▶ **Challenge**
Pull every line containing "Relevance" out of the material below.

|---|

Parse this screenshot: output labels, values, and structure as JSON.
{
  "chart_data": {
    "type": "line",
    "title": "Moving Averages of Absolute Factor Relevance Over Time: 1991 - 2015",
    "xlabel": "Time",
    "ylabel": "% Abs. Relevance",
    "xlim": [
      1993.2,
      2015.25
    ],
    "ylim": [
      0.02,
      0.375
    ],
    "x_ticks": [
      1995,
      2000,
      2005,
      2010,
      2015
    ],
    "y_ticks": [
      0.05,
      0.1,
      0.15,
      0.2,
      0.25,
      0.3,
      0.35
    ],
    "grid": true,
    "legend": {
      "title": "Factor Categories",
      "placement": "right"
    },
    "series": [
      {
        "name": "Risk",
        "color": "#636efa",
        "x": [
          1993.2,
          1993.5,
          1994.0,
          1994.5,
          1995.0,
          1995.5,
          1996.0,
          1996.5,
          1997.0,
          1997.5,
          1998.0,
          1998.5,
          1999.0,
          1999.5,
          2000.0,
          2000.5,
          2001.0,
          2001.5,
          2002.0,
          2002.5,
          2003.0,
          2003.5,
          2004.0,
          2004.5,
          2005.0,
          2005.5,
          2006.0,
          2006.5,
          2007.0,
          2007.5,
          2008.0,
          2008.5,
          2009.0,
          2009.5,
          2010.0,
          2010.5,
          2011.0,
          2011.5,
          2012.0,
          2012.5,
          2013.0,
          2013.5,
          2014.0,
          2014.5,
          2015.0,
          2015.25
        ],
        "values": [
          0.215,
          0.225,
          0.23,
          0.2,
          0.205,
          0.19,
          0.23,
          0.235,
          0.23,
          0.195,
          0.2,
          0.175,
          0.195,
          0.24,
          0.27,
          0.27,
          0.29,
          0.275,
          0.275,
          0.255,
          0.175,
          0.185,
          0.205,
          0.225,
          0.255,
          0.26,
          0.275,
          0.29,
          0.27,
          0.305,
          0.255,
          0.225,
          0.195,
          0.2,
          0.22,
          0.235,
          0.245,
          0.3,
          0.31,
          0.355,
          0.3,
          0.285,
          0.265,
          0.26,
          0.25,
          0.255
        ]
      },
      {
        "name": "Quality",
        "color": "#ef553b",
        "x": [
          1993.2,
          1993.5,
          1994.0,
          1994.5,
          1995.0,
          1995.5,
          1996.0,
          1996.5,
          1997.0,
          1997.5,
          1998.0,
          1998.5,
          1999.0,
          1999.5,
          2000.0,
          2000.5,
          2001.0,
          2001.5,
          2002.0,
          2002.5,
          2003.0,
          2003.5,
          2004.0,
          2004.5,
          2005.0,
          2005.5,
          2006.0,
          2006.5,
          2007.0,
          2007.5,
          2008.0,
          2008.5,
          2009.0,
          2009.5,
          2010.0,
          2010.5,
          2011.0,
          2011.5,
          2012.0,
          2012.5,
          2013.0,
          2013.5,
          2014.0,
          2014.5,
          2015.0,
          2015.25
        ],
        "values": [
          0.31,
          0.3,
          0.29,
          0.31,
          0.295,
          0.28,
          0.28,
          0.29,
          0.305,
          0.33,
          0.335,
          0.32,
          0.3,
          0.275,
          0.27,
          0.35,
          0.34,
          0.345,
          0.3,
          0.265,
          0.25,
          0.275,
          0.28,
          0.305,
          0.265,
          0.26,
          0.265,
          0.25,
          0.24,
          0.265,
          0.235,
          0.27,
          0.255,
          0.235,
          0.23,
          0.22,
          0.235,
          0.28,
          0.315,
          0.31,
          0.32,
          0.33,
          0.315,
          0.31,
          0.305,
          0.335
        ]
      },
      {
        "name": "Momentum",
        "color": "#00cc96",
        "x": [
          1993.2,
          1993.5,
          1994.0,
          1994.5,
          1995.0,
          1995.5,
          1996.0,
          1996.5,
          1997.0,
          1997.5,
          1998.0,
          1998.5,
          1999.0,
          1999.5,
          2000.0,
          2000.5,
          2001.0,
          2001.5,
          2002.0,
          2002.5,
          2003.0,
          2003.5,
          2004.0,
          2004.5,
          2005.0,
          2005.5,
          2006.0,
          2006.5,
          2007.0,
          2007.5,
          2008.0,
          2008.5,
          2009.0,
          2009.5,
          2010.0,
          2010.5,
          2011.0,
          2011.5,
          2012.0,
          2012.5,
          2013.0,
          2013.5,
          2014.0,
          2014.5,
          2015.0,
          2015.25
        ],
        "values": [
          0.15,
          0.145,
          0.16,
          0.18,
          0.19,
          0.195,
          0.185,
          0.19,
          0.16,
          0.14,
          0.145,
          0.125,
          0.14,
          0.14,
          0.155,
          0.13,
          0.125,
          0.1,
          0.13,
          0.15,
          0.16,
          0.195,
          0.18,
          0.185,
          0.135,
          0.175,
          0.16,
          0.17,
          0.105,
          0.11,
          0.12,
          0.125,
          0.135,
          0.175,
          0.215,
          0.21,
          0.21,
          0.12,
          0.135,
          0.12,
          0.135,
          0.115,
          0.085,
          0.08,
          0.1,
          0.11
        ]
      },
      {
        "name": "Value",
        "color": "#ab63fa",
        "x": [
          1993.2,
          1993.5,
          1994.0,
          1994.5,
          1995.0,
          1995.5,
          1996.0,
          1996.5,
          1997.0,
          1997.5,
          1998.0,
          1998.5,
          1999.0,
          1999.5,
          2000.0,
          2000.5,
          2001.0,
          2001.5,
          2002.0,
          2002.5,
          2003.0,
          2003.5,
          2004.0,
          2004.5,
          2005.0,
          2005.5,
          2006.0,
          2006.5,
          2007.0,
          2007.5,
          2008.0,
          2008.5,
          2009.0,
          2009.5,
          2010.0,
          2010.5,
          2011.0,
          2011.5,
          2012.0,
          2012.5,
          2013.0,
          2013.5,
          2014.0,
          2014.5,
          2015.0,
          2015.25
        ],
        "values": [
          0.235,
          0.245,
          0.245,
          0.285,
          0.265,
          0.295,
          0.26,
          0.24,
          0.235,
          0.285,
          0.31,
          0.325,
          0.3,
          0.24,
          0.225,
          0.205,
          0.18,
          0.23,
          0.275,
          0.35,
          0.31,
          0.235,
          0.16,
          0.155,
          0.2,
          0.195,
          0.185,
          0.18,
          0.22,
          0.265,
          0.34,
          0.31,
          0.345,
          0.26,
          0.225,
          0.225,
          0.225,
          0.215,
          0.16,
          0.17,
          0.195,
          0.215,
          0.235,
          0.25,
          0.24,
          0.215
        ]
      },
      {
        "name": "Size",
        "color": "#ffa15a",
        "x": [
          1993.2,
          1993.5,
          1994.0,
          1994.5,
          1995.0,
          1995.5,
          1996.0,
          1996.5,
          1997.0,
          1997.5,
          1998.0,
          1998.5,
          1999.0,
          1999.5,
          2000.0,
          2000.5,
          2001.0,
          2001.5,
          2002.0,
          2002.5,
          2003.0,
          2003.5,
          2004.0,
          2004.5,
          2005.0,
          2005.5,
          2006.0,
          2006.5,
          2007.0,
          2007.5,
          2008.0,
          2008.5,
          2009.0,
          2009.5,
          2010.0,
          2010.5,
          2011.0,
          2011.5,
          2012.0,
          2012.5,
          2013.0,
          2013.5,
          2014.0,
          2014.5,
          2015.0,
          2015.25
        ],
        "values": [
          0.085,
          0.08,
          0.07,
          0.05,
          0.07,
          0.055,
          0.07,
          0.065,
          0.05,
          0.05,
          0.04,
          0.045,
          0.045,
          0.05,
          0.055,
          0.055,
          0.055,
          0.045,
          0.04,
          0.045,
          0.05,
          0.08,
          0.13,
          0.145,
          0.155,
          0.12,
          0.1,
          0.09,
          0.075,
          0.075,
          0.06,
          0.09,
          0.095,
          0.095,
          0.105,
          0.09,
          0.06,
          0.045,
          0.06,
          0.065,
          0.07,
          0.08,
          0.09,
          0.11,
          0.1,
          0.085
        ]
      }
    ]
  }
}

|---|

▶ **Answer to this task**
    "title": "Moving Averages of Absolute Factor Relevance Over Time: 1991 - 2015",
    "ylabel": "% Abs. Relevance",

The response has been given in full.